- _DIRECTIONS_
Quote every line of the data below as it stands, omitting pictures.

- _DATASET EXTRACT_

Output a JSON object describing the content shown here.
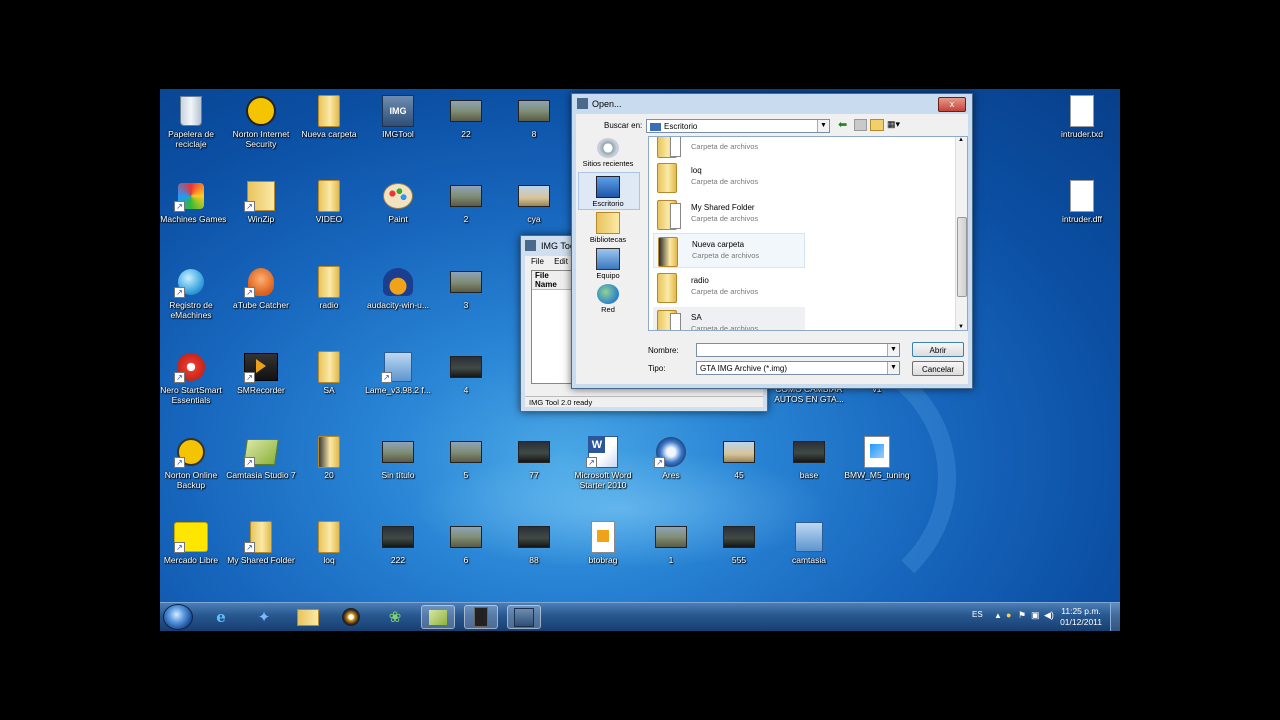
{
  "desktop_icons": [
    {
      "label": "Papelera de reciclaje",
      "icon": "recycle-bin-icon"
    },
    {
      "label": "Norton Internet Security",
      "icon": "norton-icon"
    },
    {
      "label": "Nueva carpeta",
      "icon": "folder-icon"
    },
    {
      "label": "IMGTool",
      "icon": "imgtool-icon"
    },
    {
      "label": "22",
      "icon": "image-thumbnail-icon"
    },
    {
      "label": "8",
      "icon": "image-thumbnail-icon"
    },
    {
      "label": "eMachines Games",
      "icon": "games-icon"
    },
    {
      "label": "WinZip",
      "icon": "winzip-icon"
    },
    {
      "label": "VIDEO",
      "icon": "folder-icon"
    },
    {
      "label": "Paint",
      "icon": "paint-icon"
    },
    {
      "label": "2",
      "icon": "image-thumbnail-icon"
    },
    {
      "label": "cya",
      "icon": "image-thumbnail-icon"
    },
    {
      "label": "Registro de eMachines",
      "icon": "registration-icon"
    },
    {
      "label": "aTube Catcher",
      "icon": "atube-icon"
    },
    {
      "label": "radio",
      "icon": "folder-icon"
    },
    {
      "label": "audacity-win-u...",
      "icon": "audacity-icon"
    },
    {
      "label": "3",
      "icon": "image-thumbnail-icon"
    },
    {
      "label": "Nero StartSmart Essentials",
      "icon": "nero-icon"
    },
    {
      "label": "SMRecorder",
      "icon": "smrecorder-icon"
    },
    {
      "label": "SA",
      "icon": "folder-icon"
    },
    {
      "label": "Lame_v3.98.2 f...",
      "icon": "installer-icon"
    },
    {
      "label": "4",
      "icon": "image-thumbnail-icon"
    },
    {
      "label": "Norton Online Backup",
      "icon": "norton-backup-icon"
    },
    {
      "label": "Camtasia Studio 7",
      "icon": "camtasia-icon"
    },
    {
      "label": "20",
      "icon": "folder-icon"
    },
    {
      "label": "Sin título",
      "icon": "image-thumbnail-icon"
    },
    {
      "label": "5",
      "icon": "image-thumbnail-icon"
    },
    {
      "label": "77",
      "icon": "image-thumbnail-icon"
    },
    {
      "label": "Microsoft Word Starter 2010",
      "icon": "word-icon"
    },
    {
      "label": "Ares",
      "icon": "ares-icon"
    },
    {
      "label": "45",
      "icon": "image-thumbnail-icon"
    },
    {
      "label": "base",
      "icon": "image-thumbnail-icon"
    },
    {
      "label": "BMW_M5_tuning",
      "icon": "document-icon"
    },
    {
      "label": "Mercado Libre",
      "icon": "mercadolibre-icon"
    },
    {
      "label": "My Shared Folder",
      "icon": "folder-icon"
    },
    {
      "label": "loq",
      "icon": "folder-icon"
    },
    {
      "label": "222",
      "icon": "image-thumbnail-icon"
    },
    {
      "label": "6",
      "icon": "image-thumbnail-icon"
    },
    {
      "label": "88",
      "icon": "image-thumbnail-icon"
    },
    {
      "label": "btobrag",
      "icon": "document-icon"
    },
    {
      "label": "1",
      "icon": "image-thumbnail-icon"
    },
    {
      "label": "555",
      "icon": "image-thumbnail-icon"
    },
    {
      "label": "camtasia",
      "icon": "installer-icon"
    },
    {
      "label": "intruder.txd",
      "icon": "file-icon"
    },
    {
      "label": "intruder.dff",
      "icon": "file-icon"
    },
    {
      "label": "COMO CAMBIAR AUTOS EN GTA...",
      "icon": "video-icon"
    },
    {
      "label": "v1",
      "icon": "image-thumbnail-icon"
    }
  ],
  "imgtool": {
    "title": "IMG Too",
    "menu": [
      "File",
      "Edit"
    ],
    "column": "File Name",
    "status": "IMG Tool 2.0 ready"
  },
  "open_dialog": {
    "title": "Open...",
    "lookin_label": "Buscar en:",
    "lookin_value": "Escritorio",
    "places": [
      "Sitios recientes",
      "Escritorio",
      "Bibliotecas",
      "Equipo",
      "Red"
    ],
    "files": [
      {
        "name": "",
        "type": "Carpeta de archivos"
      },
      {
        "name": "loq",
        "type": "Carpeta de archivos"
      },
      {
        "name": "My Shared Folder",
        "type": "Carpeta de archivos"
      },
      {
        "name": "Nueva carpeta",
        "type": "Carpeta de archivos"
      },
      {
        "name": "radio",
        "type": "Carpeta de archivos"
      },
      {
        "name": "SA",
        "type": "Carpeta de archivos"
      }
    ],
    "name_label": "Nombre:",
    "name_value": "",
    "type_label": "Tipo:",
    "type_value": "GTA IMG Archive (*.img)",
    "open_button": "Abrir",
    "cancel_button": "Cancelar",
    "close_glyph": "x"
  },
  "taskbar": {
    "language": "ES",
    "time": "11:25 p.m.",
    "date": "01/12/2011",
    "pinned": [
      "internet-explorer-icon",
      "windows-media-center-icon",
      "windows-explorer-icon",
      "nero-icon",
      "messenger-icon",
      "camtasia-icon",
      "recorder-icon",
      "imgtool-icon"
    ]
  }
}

- _SOLUTION_
Output a JSON object describing the content shown here.
{
  "desktop_icons": [
    {
      "label": "Papelera de reciclaje",
      "icon": "recycle-bin-icon"
    },
    {
      "label": "Norton Internet Security",
      "icon": "norton-icon"
    },
    {
      "label": "Nueva carpeta",
      "icon": "folder-icon"
    },
    {
      "label": "IMGTool",
      "icon": "imgtool-icon"
    },
    {
      "label": "22",
      "icon": "image-thumbnail-icon"
    },
    {
      "label": "8",
      "icon": "image-thumbnail-icon"
    },
    {
      "label": "eMachines Games",
      "icon": "games-icon"
    },
    {
      "label": "WinZip",
      "icon": "winzip-icon"
    },
    {
      "label": "VIDEO",
      "icon": "folder-icon"
    },
    {
      "label": "Paint",
      "icon": "paint-icon"
    },
    {
      "label": "2",
      "icon": "image-thumbnail-icon"
    },
    {
      "label": "cya",
      "icon": "image-thumbnail-icon"
    },
    {
      "label": "Registro de eMachines",
      "icon": "registration-icon"
    },
    {
      "label": "aTube Catcher",
      "icon": "atube-icon"
    },
    {
      "label": "radio",
      "icon": "folder-icon"
    },
    {
      "label": "audacity-win-u...",
      "icon": "audacity-icon"
    },
    {
      "label": "3",
      "icon": "image-thumbnail-icon"
    },
    {
      "label": "Nero StartSmart Essentials",
      "icon": "nero-icon"
    },
    {
      "label": "SMRecorder",
      "icon": "smrecorder-icon"
    },
    {
      "label": "SA",
      "icon": "folder-icon"
    },
    {
      "label": "Lame_v3.98.2 f...",
      "icon": "installer-icon"
    },
    {
      "label": "4",
      "icon": "image-thumbnail-icon"
    },
    {
      "label": "Norton Online Backup",
      "icon": "norton-backup-icon"
    },
    {
      "label": "Camtasia Studio 7",
      "icon": "camtasia-icon"
    },
    {
      "label": "20",
      "icon": "folder-icon"
    },
    {
      "label": "Sin título",
      "icon": "image-thumbnail-icon"
    },
    {
      "label": "5",
      "icon": "image-thumbnail-icon"
    },
    {
      "label": "77",
      "icon": "image-thumbnail-icon"
    },
    {
      "label": "Microsoft Word Starter 2010",
      "icon": "word-icon"
    },
    {
      "label": "Ares",
      "icon": "ares-icon"
    },
    {
      "label": "45",
      "icon": "image-thumbnail-icon"
    },
    {
      "label": "base",
      "icon": "image-thumbnail-icon"
    },
    {
      "label": "BMW_M5_tuning",
      "icon": "document-icon"
    },
    {
      "label": "Mercado Libre",
      "icon": "mercadolibre-icon"
    },
    {
      "label": "My Shared Folder",
      "icon": "folder-icon"
    },
    {
      "label": "loq",
      "icon": "folder-icon"
    },
    {
      "label": "222",
      "icon": "image-thumbnail-icon"
    },
    {
      "label": "6",
      "icon": "image-thumbnail-icon"
    },
    {
      "label": "88",
      "icon": "image-thumbnail-icon"
    },
    {
      "label": "btobrag",
      "icon": "document-icon"
    },
    {
      "label": "1",
      "icon": "image-thumbnail-icon"
    },
    {
      "label": "555",
      "icon": "image-thumbnail-icon"
    },
    {
      "label": "camtasia",
      "icon": "installer-icon"
    },
    {
      "label": "intruder.txd",
      "icon": "file-icon"
    },
    {
      "label": "intruder.dff",
      "icon": "file-icon"
    },
    {
      "label": "COMO CAMBIAR AUTOS EN GTA...",
      "icon": "video-icon"
    },
    {
      "label": "v1",
      "icon": "image-thumbnail-icon"
    }
  ],
  "imgtool": {
    "title": "IMG Too",
    "menu": [
      "File",
      "Edit"
    ],
    "column": "File Name",
    "status": "IMG Tool 2.0 ready"
  },
  "open_dialog": {
    "title": "Open...",
    "lookin_label": "Buscar en:",
    "lookin_value": "Escritorio",
    "places": [
      "Sitios recientes",
      "Escritorio",
      "Bibliotecas",
      "Equipo",
      "Red"
    ],
    "files": [
      {
        "name": "",
        "type": "Carpeta de archivos"
      },
      {
        "name": "loq",
        "type": "Carpeta de archivos"
      },
      {
        "name": "My Shared Folder",
        "type": "Carpeta de archivos"
      },
      {
        "name": "Nueva carpeta",
        "type": "Carpeta de archivos"
      },
      {
        "name": "radio",
        "type": "Carpeta de archivos"
      },
      {
        "name": "SA",
        "type": "Carpeta de archivos"
      }
    ],
    "name_label": "Nombre:",
    "name_value": "",
    "type_label": "Tipo:",
    "type_value": "GTA IMG Archive (*.img)",
    "open_button": "Abrir",
    "cancel_button": "Cancelar",
    "close_glyph": "x"
  },
  "taskbar": {
    "language": "ES",
    "time": "11:25 p.m.",
    "date": "01/12/2011",
    "pinned": [
      "internet-explorer-icon",
      "windows-media-center-icon",
      "windows-explorer-icon",
      "nero-icon",
      "messenger-icon",
      "camtasia-icon",
      "recorder-icon",
      "imgtool-icon"
    ]
  }
}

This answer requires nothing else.